_Stated task_: Carry on the explanation of deriving Newton's laws from definitions and postulates, starting right after its final numbered postulate.

_Page extract_:
┄┄┄┄┄┄
These definitions together also imply the additivity of acceleration: $$ \vec a = \sum_i \vec a_i.$$

What we cannot do is uniquely derive the definition of $\vec a_i$ (or, for that matter, $\vec F$) from the statement of the 2nd law alone — without knowing what we mean by $\vec a_i$, there's no way to figure that out just from $\sum_i \vec F_i = m \vec a$, since no $\vec a_i$ appears in it.

However, if we take it as granted that accelerations are additive and proportional to forces, i.e. that $\vec a = \sum_i \vec a_i$ and $\vec a_i \propto \vec F_i$, then we can indeed derive from $\sum_i \vec F_i = m \vec a$ that the constant of proportionality between $\vec a_i$ and $\vec F_i$ must, naturally enough, be $1/m$.


Indeed, a perfectly reasonable way to derive Newton's first and second laws would be to start from the following definitions / postulates:

  1. Acceleration is the change in velocity over time: $\displaystyle \vec a = \frac{{\rm d} \vec v}{{\rm d}t}$.
  2. When more than one effect accelerates a body, they combine additively: $\displaystyle \vec a = \sum_i \vec a_i$.
  3. A force acting on a body accelerates it in proportion to its magnitude and direction: $\displaystyle \vec a_i \propto \vec F_i$.
  4. The ratio of the force and the resulting acceleration equals the mass of the body: $\displaystyle \frac{\vec F_i}{\vec a_i} = m$.
┄┄┄┄┄┄
_Layout element annotations_:
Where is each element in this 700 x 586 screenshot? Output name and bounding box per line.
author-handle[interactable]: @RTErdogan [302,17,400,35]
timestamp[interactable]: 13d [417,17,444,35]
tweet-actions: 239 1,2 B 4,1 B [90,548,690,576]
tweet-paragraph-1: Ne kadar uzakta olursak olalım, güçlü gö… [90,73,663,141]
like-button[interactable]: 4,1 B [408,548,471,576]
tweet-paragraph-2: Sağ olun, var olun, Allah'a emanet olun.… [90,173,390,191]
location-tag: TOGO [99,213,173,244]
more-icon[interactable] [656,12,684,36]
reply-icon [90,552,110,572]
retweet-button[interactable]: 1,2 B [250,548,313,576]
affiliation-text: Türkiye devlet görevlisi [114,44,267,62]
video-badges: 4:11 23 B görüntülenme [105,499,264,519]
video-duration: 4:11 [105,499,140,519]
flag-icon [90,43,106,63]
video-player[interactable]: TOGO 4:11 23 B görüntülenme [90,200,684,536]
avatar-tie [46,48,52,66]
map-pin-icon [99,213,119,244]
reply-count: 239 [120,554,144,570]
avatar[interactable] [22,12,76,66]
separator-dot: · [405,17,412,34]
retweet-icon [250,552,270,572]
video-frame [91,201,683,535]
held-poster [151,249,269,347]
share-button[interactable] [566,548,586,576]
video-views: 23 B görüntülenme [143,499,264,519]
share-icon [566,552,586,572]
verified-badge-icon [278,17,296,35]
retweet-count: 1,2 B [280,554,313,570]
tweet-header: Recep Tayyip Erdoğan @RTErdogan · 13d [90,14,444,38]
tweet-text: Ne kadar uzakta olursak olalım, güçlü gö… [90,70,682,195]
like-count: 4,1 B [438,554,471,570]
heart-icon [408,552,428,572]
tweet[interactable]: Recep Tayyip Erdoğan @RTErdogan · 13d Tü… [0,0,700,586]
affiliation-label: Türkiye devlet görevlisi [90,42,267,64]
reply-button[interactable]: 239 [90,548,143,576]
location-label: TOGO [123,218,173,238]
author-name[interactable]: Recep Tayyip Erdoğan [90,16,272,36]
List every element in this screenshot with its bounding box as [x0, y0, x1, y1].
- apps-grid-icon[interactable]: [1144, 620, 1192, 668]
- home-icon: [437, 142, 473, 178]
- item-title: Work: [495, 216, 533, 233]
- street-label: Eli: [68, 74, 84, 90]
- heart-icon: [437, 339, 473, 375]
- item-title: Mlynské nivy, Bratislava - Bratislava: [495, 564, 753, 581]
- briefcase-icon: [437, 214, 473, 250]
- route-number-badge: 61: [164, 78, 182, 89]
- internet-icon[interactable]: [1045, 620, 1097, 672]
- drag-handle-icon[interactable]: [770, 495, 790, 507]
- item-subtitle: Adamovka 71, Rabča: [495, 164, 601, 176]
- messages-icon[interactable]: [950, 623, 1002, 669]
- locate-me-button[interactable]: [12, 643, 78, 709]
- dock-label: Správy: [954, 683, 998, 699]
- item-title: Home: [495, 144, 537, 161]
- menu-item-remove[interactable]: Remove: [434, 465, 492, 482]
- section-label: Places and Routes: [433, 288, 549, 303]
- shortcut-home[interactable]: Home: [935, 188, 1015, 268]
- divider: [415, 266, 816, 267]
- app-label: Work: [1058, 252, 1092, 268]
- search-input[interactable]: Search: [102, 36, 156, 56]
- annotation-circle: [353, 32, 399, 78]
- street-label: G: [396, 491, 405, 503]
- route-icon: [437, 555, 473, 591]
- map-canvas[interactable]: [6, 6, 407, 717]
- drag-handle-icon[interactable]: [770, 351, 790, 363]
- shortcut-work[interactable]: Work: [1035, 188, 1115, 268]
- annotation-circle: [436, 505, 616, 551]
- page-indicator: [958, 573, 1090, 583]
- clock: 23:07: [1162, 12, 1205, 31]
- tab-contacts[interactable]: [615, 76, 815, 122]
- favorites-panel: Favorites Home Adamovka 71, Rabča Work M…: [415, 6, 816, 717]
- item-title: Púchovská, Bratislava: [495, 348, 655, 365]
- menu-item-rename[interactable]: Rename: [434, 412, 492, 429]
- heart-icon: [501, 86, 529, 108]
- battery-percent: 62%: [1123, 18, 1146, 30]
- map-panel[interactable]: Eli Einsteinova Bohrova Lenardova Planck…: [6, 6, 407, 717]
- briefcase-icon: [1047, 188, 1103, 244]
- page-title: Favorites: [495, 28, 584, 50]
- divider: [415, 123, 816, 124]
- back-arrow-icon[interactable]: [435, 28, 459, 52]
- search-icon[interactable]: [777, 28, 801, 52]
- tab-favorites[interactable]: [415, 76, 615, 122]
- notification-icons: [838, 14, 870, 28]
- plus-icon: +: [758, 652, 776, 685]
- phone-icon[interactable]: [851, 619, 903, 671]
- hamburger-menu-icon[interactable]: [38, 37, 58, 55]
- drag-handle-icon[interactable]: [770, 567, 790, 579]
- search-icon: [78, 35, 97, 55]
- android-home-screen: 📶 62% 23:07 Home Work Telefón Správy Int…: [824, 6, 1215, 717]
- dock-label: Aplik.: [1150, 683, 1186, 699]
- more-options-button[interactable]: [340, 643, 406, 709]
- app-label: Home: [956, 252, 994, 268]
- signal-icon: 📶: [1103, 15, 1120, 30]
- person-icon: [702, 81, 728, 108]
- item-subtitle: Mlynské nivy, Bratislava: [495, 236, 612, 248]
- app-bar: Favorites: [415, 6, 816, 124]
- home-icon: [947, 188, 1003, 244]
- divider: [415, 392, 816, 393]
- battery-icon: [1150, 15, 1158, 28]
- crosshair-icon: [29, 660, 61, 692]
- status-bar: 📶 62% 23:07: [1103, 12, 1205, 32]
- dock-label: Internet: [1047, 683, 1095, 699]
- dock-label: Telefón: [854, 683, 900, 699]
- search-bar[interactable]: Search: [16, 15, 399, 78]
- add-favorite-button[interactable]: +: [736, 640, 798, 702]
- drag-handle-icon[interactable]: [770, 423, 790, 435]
┄┄┄┄┄┄
_Answer to the exercise_:
These postulates are almost sufficient to derive $\sum_i \vec F_i = m \vec a$, and indeed all the other equivalent forms given above, except for the fact that postulate 3 implicitly leaves open the possibility that there might be accelerations that do not result from forces.

If we insist on assigning to each component acceleration $\vec a_i$ in our system a corresponding force $\vec F_i = m \vec a_i$ (which we can always mathematically do, as long as $m > 0$), then we will indeed recover Newton's 2nd law as conventionally stated. However, I would argue that there are, in fact, sound conceptual and pedagogical reasons not to do this, but to instead leave open the possibility of there being sources of acceleration without a corresponding force.

In particular, such "anomalous accelerations" arise naturally in non-inertial coordinate systems, where they represent changes in the apparent motion of an object that actually result from the movement of the coordinate system we're working in. The standard way of handling such pseudo-accelerations involves artificially multiplying them by the mass of the object, and calling the result a fictitious force, but they aren't really proper forces at all — for one thing, they don't generally obey Newton's third law.

I would argue that, conceptually, it makes a lot more sense to treat these effects as (apparent) accelerations not arising from any force, than to artificially invent imaginary pseudo-forces to attribute them to. Not only is this approach simpler (in terms of not postulating unnecessary entities), but it works better for numerical calculations (where avoiding the needless multiplication and subsequent division by $m$ simplifies the arithmetic and reduces rounding errors) and allows the equations of motion to be naturally applied even to inertially moving objects of unknown or zero mass ("tracer particles"), without having to take awkward limits as $m \to 0$.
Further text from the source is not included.